──────── Material to process

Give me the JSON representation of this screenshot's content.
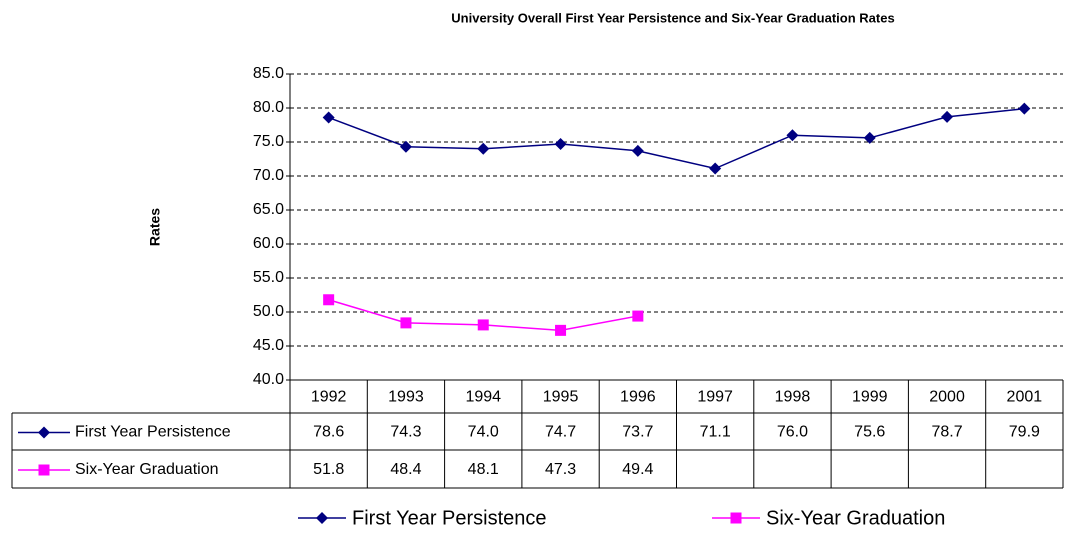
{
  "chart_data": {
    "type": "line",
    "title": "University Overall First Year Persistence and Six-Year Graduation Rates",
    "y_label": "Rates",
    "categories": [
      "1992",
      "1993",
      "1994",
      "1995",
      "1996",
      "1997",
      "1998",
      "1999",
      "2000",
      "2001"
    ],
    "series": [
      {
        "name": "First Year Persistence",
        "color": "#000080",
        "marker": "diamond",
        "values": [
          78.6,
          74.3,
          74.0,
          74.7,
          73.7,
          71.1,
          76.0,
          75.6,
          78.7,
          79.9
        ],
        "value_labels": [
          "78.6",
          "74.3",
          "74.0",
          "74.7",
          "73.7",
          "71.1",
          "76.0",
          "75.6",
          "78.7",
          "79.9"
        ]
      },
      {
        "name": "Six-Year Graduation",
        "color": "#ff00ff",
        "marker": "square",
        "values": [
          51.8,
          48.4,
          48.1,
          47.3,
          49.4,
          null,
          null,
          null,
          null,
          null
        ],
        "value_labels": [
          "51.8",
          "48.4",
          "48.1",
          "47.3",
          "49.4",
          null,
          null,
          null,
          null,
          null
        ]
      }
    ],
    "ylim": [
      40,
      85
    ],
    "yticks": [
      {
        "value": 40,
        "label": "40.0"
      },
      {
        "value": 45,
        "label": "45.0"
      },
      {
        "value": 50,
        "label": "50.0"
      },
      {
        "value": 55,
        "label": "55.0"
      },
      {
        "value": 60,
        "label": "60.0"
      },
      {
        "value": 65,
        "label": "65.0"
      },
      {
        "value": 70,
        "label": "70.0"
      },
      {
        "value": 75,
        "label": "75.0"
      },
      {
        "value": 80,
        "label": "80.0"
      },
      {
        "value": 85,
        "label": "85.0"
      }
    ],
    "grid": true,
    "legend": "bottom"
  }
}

────────────────
──────── Material to process

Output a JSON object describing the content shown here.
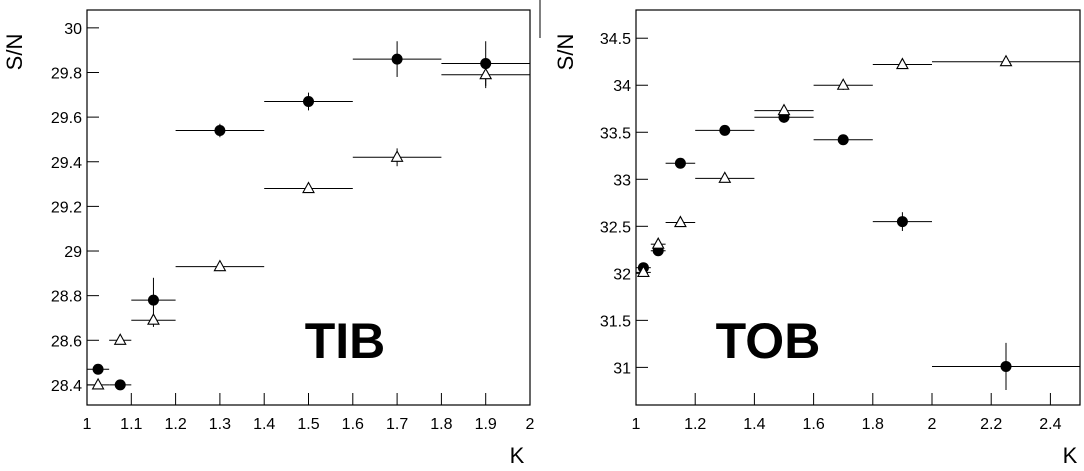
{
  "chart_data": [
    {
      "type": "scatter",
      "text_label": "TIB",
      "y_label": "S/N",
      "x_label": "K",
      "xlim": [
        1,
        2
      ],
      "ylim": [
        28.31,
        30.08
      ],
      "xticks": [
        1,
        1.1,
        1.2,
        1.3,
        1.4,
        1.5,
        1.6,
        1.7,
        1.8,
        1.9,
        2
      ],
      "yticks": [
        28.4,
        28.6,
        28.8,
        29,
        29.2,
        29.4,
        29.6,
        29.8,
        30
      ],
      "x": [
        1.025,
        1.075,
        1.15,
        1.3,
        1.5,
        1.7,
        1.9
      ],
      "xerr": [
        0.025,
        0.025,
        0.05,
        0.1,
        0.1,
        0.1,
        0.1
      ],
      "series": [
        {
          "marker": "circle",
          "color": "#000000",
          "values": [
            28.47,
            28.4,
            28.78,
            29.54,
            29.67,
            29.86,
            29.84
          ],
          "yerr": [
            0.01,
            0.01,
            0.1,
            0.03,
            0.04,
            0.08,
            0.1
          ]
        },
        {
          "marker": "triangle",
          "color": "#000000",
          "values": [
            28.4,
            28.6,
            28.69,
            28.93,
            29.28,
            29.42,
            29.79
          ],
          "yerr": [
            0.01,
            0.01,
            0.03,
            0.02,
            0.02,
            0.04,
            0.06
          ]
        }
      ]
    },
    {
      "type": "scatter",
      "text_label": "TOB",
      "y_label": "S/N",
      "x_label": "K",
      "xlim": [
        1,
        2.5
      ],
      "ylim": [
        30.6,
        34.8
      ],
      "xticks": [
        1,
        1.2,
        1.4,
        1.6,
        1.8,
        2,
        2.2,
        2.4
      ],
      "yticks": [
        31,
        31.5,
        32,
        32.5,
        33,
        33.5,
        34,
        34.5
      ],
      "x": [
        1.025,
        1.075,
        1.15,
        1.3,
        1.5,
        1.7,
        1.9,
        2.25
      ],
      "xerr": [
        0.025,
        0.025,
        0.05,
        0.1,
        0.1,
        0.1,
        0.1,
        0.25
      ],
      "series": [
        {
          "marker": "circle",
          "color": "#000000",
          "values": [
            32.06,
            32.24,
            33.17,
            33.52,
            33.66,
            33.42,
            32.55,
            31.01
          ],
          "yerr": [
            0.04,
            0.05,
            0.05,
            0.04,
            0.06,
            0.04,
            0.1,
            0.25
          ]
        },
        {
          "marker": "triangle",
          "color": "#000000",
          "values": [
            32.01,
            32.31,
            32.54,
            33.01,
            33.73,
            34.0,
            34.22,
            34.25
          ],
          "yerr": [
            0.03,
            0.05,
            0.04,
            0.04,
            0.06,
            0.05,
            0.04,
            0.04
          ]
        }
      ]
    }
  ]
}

────────────────

What is required
Which lines contain "Persistence"? Show each of them.

Solution to this problem
    "title": "University Overall First Year Persistence and Six-Year Graduation Rates",
        "name": "First Year Persistence",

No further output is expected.